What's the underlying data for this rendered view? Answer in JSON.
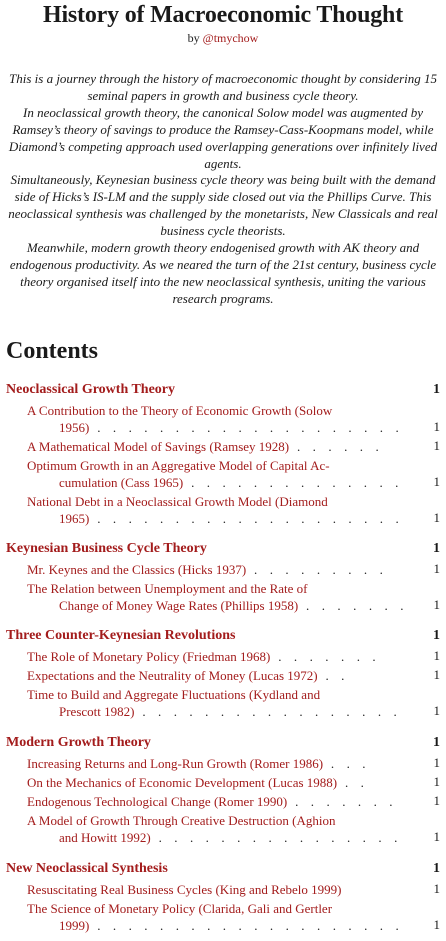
{
  "title": "History of Macroeconomic Thought",
  "byline": {
    "prefix": "by ",
    "handle": "@tmychow"
  },
  "abstract": [
    "This is a journey through the history of macroeconomic thought by considering 15 seminal papers in growth and business cycle theory.",
    "In neoclassical growth theory, the canonical Solow model was augmented by Ramsey’s theory of savings to produce the Ramsey-Cass-Koopmans model, while Diamond’s competing approach used overlapping generations over infinitely lived agents.",
    "Simultaneously, Keynesian business cycle theory was being built with the demand side of Hicks’s IS-LM and the supply side closed out via the Phillips Curve. This neoclassical synthesis was challenged by the monetarists, New Classicals and real business cycle theorists.",
    "Meanwhile, modern growth theory endogenised growth with AK theory and endogenous productivity. As we neared the turn of the 21st century, business cycle theory organised itself into the new neoclassical synthesis, uniting the various research programs."
  ],
  "contents_heading": "Contents",
  "toc": {
    "sections": [
      {
        "title": "Neoclassical Growth Theory",
        "page": "1",
        "entries": [
          {
            "line1": "A Contribution to the Theory of Economic Growth (Solow",
            "line2": "1956)",
            "page": "1"
          },
          {
            "line1": "A Mathematical Model of Savings (Ramsey 1928)",
            "page": "1"
          },
          {
            "line1": "Optimum Growth in an Aggregative Model of Capital Ac-",
            "line2": "cumulation (Cass 1965)",
            "page": "1"
          },
          {
            "line1": "National Debt in a Neoclassical Growth Model (Diamond",
            "line2": "1965)",
            "page": "1"
          }
        ]
      },
      {
        "title": "Keynesian Business Cycle Theory",
        "page": "1",
        "entries": [
          {
            "line1": "Mr. Keynes and the Classics (Hicks 1937)",
            "page": "1"
          },
          {
            "line1": "The Relation between Unemployment and the Rate of",
            "line2": "Change of Money Wage Rates (Phillips 1958)",
            "page": "1"
          }
        ]
      },
      {
        "title": "Three Counter-Keynesian Revolutions",
        "page": "1",
        "entries": [
          {
            "line1": "The Role of Monetary Policy (Friedman 1968)",
            "page": "1"
          },
          {
            "line1": "Expectations and the Neutrality of Money (Lucas 1972)",
            "page": "1"
          },
          {
            "line1": "Time to Build and Aggregate Fluctuations (Kydland and",
            "line2": "Prescott 1982)",
            "page": "1"
          }
        ]
      },
      {
        "title": "Modern Growth Theory",
        "page": "1",
        "entries": [
          {
            "line1": "Increasing Returns and Long-Run Growth (Romer 1986)",
            "page": "1"
          },
          {
            "line1": "On the Mechanics of Economic Development (Lucas 1988)",
            "page": "1"
          },
          {
            "line1": "Endogenous Technological Change (Romer 1990)",
            "page": "1"
          },
          {
            "line1": "A Model of Growth Through Creative Destruction (Aghion",
            "line2": "and Howitt 1992)",
            "page": "1"
          }
        ]
      },
      {
        "title": "New Neoclassical Synthesis",
        "page": "1",
        "entries": [
          {
            "line1": "Resuscitating Real Business Cycles (King and Rebelo 1999)",
            "page": "1"
          },
          {
            "line1": "The Science of Monetary Policy (Clarida, Gali and Gertler",
            "line2": "1999)",
            "page": "1"
          }
        ]
      }
    ]
  }
}
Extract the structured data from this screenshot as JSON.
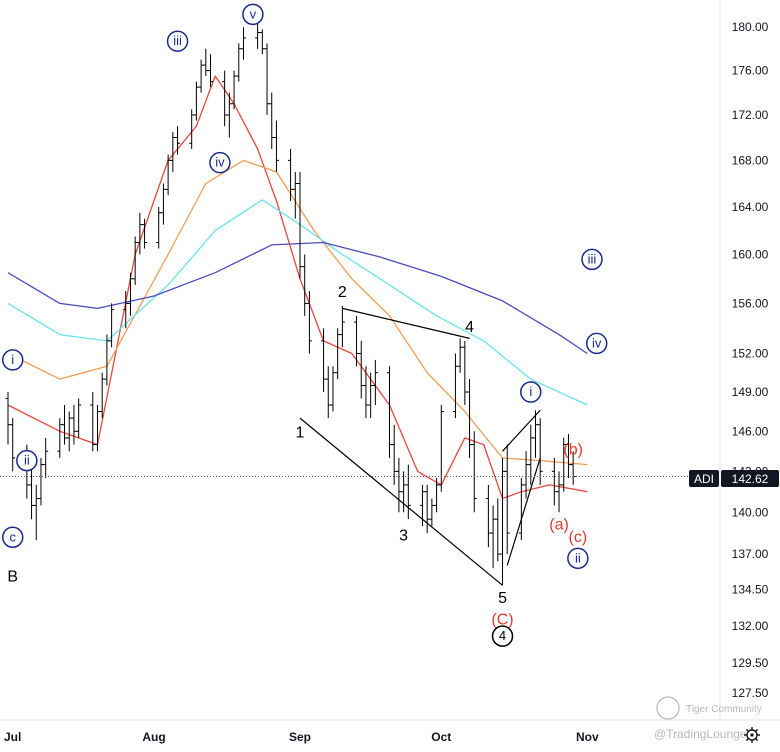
{
  "symbol": {
    "ticker": "ADI",
    "last_price": "142.62"
  },
  "watermark": {
    "tradingview": "@TradingLounge",
    "community": "Tiger Community"
  },
  "colors": {
    "candles": "#000000",
    "ma_red": "#e8483f",
    "ma_orange": "#f49b52",
    "ma_cyan": "#69e3ef",
    "ma_blue": "#4b4bc0",
    "wave_black": "#000000",
    "wave_navy": "#1a2a8c",
    "wave_red": "#e03a2f",
    "axis_text": "#131722"
  },
  "chart_data": {
    "type": "candlestick",
    "title": "",
    "xlabel": "",
    "ylabel": "",
    "ylim": [
      126.5,
      181.8
    ],
    "y_scale": "log",
    "y_ticks": [
      "180.00",
      "176.00",
      "172.00",
      "168.00",
      "164.00",
      "160.00",
      "156.00",
      "152.00",
      "149.00",
      "146.00",
      "143.00",
      "140.00",
      "137.00",
      "134.50",
      "132.00",
      "129.50",
      "127.50"
    ],
    "x_ticks": [
      "Jul",
      "Aug",
      "Sep",
      "Oct",
      "Nov"
    ],
    "x_range": [
      "2021-07-01",
      "2021-11-02"
    ],
    "price_line": 142.62,
    "moving_averages": [
      {
        "color_key": "ma_red",
        "points": [
          [
            "2021-07-01",
            148.0
          ],
          [
            "2021-07-12",
            146.0
          ],
          [
            "2021-07-20",
            145.0
          ],
          [
            "2021-07-28",
            160.0
          ],
          [
            "2021-08-04",
            168.0
          ],
          [
            "2021-08-10",
            171.0
          ],
          [
            "2021-08-14",
            175.5
          ],
          [
            "2021-08-18",
            173.0
          ],
          [
            "2021-08-23",
            169.0
          ],
          [
            "2021-08-27",
            164.5
          ],
          [
            "2021-09-01",
            158.0
          ],
          [
            "2021-09-06",
            153.0
          ],
          [
            "2021-09-12",
            152.0
          ],
          [
            "2021-09-20",
            148.0
          ],
          [
            "2021-09-26",
            143.0
          ],
          [
            "2021-10-01",
            142.0
          ],
          [
            "2021-10-06",
            145.5
          ],
          [
            "2021-10-10",
            145.0
          ],
          [
            "2021-10-14",
            141.0
          ],
          [
            "2021-10-18",
            141.5
          ],
          [
            "2021-10-24",
            142.0
          ],
          [
            "2021-11-01",
            141.5
          ]
        ]
      },
      {
        "color_key": "ma_orange",
        "points": [
          [
            "2021-07-01",
            152.0
          ],
          [
            "2021-07-12",
            150.0
          ],
          [
            "2021-07-22",
            151.0
          ],
          [
            "2021-08-04",
            160.0
          ],
          [
            "2021-08-12",
            166.0
          ],
          [
            "2021-08-20",
            168.0
          ],
          [
            "2021-08-27",
            167.0
          ],
          [
            "2021-09-04",
            162.0
          ],
          [
            "2021-09-12",
            158.0
          ],
          [
            "2021-09-20",
            155.0
          ],
          [
            "2021-09-28",
            150.5
          ],
          [
            "2021-10-06",
            147.5
          ],
          [
            "2021-10-14",
            144.0
          ],
          [
            "2021-10-22",
            143.8
          ],
          [
            "2021-11-01",
            143.5
          ]
        ]
      },
      {
        "color_key": "ma_cyan",
        "points": [
          [
            "2021-07-01",
            156.0
          ],
          [
            "2021-07-12",
            153.5
          ],
          [
            "2021-07-22",
            153.0
          ],
          [
            "2021-08-04",
            157.5
          ],
          [
            "2021-08-14",
            162.0
          ],
          [
            "2021-08-24",
            164.6
          ],
          [
            "2021-09-01",
            162.5
          ],
          [
            "2021-09-10",
            160.0
          ],
          [
            "2021-09-20",
            157.5
          ],
          [
            "2021-09-30",
            155.0
          ],
          [
            "2021-10-10",
            153.0
          ],
          [
            "2021-10-20",
            150.0
          ],
          [
            "2021-11-01",
            148.0
          ]
        ]
      },
      {
        "color_key": "ma_blue",
        "points": [
          [
            "2021-07-01",
            158.5
          ],
          [
            "2021-07-12",
            156.0
          ],
          [
            "2021-07-20",
            155.6
          ],
          [
            "2021-08-01",
            156.6
          ],
          [
            "2021-08-14",
            158.5
          ],
          [
            "2021-08-26",
            160.8
          ],
          [
            "2021-09-06",
            161.0
          ],
          [
            "2021-09-18",
            159.8
          ],
          [
            "2021-10-01",
            158.2
          ],
          [
            "2021-10-14",
            156.2
          ],
          [
            "2021-10-26",
            153.5
          ],
          [
            "2021-11-01",
            152.0
          ]
        ]
      }
    ],
    "wave_labels": [
      {
        "text": "i",
        "x": "2021-07-02",
        "y": 151.5,
        "style": "circled",
        "color_key": "wave_navy"
      },
      {
        "text": "ii",
        "x": "2021-07-05",
        "y": 143.8,
        "style": "circled",
        "color_key": "wave_navy"
      },
      {
        "text": "c",
        "x": "2021-07-02",
        "y": 138.2,
        "style": "circled",
        "color_key": "wave_navy"
      },
      {
        "text": "B",
        "x": "2021-07-02",
        "y": 135.5,
        "style": "plain",
        "color_key": "wave_black"
      },
      {
        "text": "iii",
        "x": "2021-08-06",
        "y": 178.7,
        "style": "circled",
        "color_key": "wave_navy"
      },
      {
        "text": "iv",
        "x": "2021-08-15",
        "y": 167.8,
        "style": "circled",
        "color_key": "wave_navy"
      },
      {
        "text": "v",
        "x": "2021-08-22",
        "y": 181.2,
        "style": "circled",
        "color_key": "wave_navy"
      },
      {
        "text": "1",
        "x": "2021-09-01",
        "y": 146.0,
        "style": "plain",
        "color_key": "wave_black"
      },
      {
        "text": "2",
        "x": "2021-09-10",
        "y": 157.0,
        "style": "plain",
        "color_key": "wave_black"
      },
      {
        "text": "3",
        "x": "2021-09-23",
        "y": 138.4,
        "style": "plain",
        "color_key": "wave_black"
      },
      {
        "text": "4",
        "x": "2021-10-07",
        "y": 154.2,
        "style": "plain",
        "color_key": "wave_black"
      },
      {
        "text": "5",
        "x": "2021-10-14",
        "y": 134.0,
        "style": "plain",
        "color_key": "wave_black"
      },
      {
        "text": "(C)",
        "x": "2021-10-14",
        "y": 132.5,
        "style": "plain",
        "color_key": "wave_red"
      },
      {
        "text": "4",
        "x": "2021-10-14",
        "y": 131.3,
        "style": "circled",
        "color_key": "wave_black"
      },
      {
        "text": "i",
        "x": "2021-10-20",
        "y": 149.0,
        "style": "circled",
        "color_key": "wave_navy"
      },
      {
        "text": "(b)",
        "x": "2021-10-29",
        "y": 144.7,
        "style": "plain",
        "color_key": "wave_red"
      },
      {
        "text": "(a)",
        "x": "2021-10-26",
        "y": 139.2,
        "style": "plain",
        "color_key": "wave_red"
      },
      {
        "text": "(c)",
        "x": "2021-10-30",
        "y": 138.3,
        "style": "plain",
        "color_key": "wave_red"
      },
      {
        "text": "ii",
        "x": "2021-10-30",
        "y": 136.7,
        "style": "circled",
        "color_key": "wave_navy"
      },
      {
        "text": "iii",
        "x": "2021-11-02",
        "y": 159.6,
        "style": "circled",
        "color_key": "wave_navy"
      },
      {
        "text": "iv",
        "x": "2021-11-03",
        "y": 152.8,
        "style": "circled",
        "color_key": "wave_navy"
      }
    ],
    "trendlines": [
      {
        "from": [
          "2021-09-01",
          147.0
        ],
        "to": [
          "2021-10-14",
          134.8
        ]
      },
      {
        "from": [
          "2021-09-10",
          155.6
        ],
        "to": [
          "2021-10-07",
          153.2
        ]
      },
      {
        "from": [
          "2021-10-14",
          144.5
        ],
        "to": [
          "2021-10-22",
          147.6
        ]
      },
      {
        "from": [
          "2021-10-15",
          136.2
        ],
        "to": [
          "2021-10-22",
          144.0
        ]
      }
    ],
    "candles": [
      [
        "2021-07-01",
        148.5,
        149.0,
        145.0,
        146.5
      ],
      [
        "2021-07-02",
        146.5,
        147.0,
        143.0,
        144.0
      ],
      [
        "2021-07-05",
        144.0,
        145.0,
        141.0,
        142.0
      ],
      [
        "2021-07-06",
        142.0,
        143.5,
        139.5,
        140.5
      ],
      [
        "2021-07-07",
        140.5,
        142.0,
        138.0,
        141.0
      ],
      [
        "2021-07-08",
        141.0,
        144.0,
        140.5,
        143.5
      ],
      [
        "2021-07-09",
        143.5,
        145.5,
        142.5,
        144.5
      ],
      [
        "2021-07-12",
        144.5,
        147.0,
        144.0,
        146.5
      ],
      [
        "2021-07-13",
        146.5,
        148.0,
        145.0,
        145.5
      ],
      [
        "2021-07-14",
        145.5,
        147.5,
        144.5,
        147.0
      ],
      [
        "2021-07-15",
        147.0,
        148.0,
        145.0,
        146.0
      ],
      [
        "2021-07-16",
        146.0,
        148.5,
        145.5,
        148.0
      ],
      [
        "2021-07-19",
        148.0,
        149.0,
        144.5,
        145.0
      ],
      [
        "2021-07-20",
        145.0,
        148.0,
        144.5,
        147.5
      ],
      [
        "2021-07-21",
        147.5,
        150.5,
        147.0,
        150.0
      ],
      [
        "2021-07-22",
        150.0,
        153.5,
        149.5,
        153.0
      ],
      [
        "2021-07-23",
        153.0,
        156.0,
        152.5,
        155.5
      ],
      [
        "2021-07-26",
        155.5,
        157.0,
        154.0,
        156.0
      ],
      [
        "2021-07-27",
        156.0,
        158.5,
        155.0,
        158.0
      ],
      [
        "2021-07-28",
        158.0,
        161.5,
        157.5,
        161.0
      ],
      [
        "2021-07-29",
        161.0,
        163.5,
        160.0,
        162.5
      ],
      [
        "2021-07-30",
        162.5,
        163.0,
        160.5,
        161.0
      ],
      [
        "2021-08-02",
        161.0,
        164.0,
        160.5,
        163.5
      ],
      [
        "2021-08-03",
        163.5,
        166.0,
        162.5,
        165.5
      ],
      [
        "2021-08-04",
        165.5,
        168.5,
        165.0,
        168.0
      ],
      [
        "2021-08-05",
        168.0,
        170.5,
        167.0,
        170.0
      ],
      [
        "2021-08-06",
        170.0,
        171.0,
        168.5,
        169.5
      ],
      [
        "2021-08-09",
        169.5,
        172.5,
        169.0,
        172.0
      ],
      [
        "2021-08-10",
        172.0,
        175.0,
        171.5,
        174.5
      ],
      [
        "2021-08-11",
        174.5,
        177.0,
        174.0,
        176.5
      ],
      [
        "2021-08-12",
        176.5,
        178.0,
        175.5,
        176.0
      ],
      [
        "2021-08-13",
        176.0,
        177.5,
        174.5,
        175.0
      ],
      [
        "2021-08-16",
        175.0,
        176.0,
        171.0,
        172.0
      ],
      [
        "2021-08-17",
        172.0,
        174.0,
        170.0,
        173.0
      ],
      [
        "2021-08-18",
        173.0,
        176.0,
        172.5,
        175.5
      ],
      [
        "2021-08-19",
        175.5,
        178.5,
        175.0,
        178.0
      ],
      [
        "2021-08-20",
        178.0,
        180.0,
        177.0,
        179.0
      ],
      [
        "2021-08-23",
        179.0,
        180.5,
        178.0,
        179.5
      ],
      [
        "2021-08-24",
        179.5,
        179.8,
        177.5,
        178.0
      ],
      [
        "2021-08-25",
        178.0,
        178.5,
        172.0,
        173.0
      ],
      [
        "2021-08-26",
        173.0,
        174.0,
        169.0,
        170.0
      ],
      [
        "2021-08-27",
        170.0,
        171.5,
        167.0,
        168.0
      ],
      [
        "2021-08-30",
        168.0,
        169.0,
        164.5,
        165.5
      ],
      [
        "2021-08-31",
        165.5,
        167.0,
        163.0,
        166.0
      ],
      [
        "2021-09-01",
        166.0,
        167.0,
        158.0,
        159.0
      ],
      [
        "2021-09-02",
        159.0,
        160.0,
        155.0,
        156.0
      ],
      [
        "2021-09-03",
        156.0,
        157.0,
        152.0,
        153.0
      ],
      [
        "2021-09-06",
        153.0,
        154.0,
        149.0,
        150.0
      ],
      [
        "2021-09-07",
        150.0,
        151.0,
        147.0,
        148.0
      ],
      [
        "2021-09-08",
        148.0,
        151.0,
        147.5,
        150.5
      ],
      [
        "2021-09-09",
        150.5,
        154.0,
        150.0,
        153.5
      ],
      [
        "2021-09-10",
        153.5,
        155.8,
        152.5,
        154.5
      ],
      [
        "2021-09-13",
        154.5,
        155.0,
        151.0,
        152.0
      ],
      [
        "2021-09-14",
        152.0,
        153.0,
        148.5,
        149.5
      ],
      [
        "2021-09-15",
        149.5,
        151.0,
        147.0,
        148.0
      ],
      [
        "2021-09-16",
        148.0,
        150.5,
        147.0,
        149.5
      ],
      [
        "2021-09-17",
        149.5,
        151.5,
        148.0,
        150.5
      ],
      [
        "2021-09-20",
        150.5,
        151.0,
        144.0,
        145.0
      ],
      [
        "2021-09-21",
        145.0,
        146.5,
        142.0,
        143.0
      ],
      [
        "2021-09-22",
        143.0,
        144.0,
        140.0,
        141.5
      ],
      [
        "2021-09-23",
        141.5,
        143.0,
        140.0,
        142.0
      ],
      [
        "2021-09-24",
        142.0,
        143.5,
        139.5,
        140.5
      ],
      [
        "2021-09-27",
        140.5,
        142.0,
        139.0,
        141.5
      ],
      [
        "2021-09-28",
        141.5,
        142.0,
        138.5,
        139.5
      ],
      [
        "2021-09-29",
        139.5,
        141.0,
        139.0,
        140.5
      ],
      [
        "2021-09-30",
        140.5,
        142.5,
        140.0,
        142.0
      ],
      [
        "2021-10-01",
        142.0,
        148.0,
        141.5,
        147.5
      ],
      [
        "2021-10-04",
        147.5,
        152.0,
        147.0,
        151.0
      ],
      [
        "2021-10-05",
        151.0,
        153.2,
        150.5,
        152.5
      ],
      [
        "2021-10-06",
        152.5,
        153.0,
        148.0,
        149.0
      ],
      [
        "2021-10-07",
        149.0,
        150.0,
        144.0,
        145.0
      ],
      [
        "2021-10-08",
        145.0,
        146.0,
        140.0,
        141.0
      ],
      [
        "2021-10-11",
        141.0,
        142.0,
        137.5,
        138.5
      ],
      [
        "2021-10-12",
        138.5,
        140.5,
        136.0,
        139.5
      ],
      [
        "2021-10-13",
        139.5,
        141.0,
        136.5,
        137.0
      ],
      [
        "2021-10-14",
        137.0,
        144.0,
        134.8,
        143.0
      ],
      [
        "2021-10-15",
        143.0,
        145.0,
        137.0,
        138.5
      ],
      [
        "2021-10-18",
        138.5,
        142.5,
        138.0,
        142.0
      ],
      [
        "2021-10-19",
        142.0,
        144.5,
        141.0,
        143.5
      ],
      [
        "2021-10-20",
        143.5,
        146.5,
        142.0,
        145.5
      ],
      [
        "2021-10-21",
        145.5,
        147.6,
        144.0,
        146.5
      ],
      [
        "2021-10-22",
        146.5,
        147.0,
        142.0,
        143.0
      ],
      [
        "2021-10-25",
        143.0,
        144.0,
        140.5,
        141.5
      ],
      [
        "2021-10-26",
        141.5,
        143.0,
        140.0,
        142.0
      ],
      [
        "2021-10-27",
        142.0,
        145.5,
        141.5,
        145.0
      ],
      [
        "2021-10-28",
        145.0,
        145.8,
        142.5,
        143.5
      ],
      [
        "2021-10-29",
        143.5,
        144.5,
        142.0,
        142.62
      ]
    ]
  }
}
☆ ☆ ☆ ☆ ☆
WHAT THE TASK ASKS:
Find the word "Hicks" in the data and copy out each line where it turns up.

OUTPUT FOR THIS EXERCISE:
    "Simultaneously, Keynesian business cycle theory was being built with the demand side of Hicks’s IS-LM and the supply side closed out via the Phillips Curve. This neoclassical synthesis was challenged by the monetarists, New Classicals and real business cycle theorists.",
            "line1": "Mr. Keynes and the Classics (Hicks 1937)",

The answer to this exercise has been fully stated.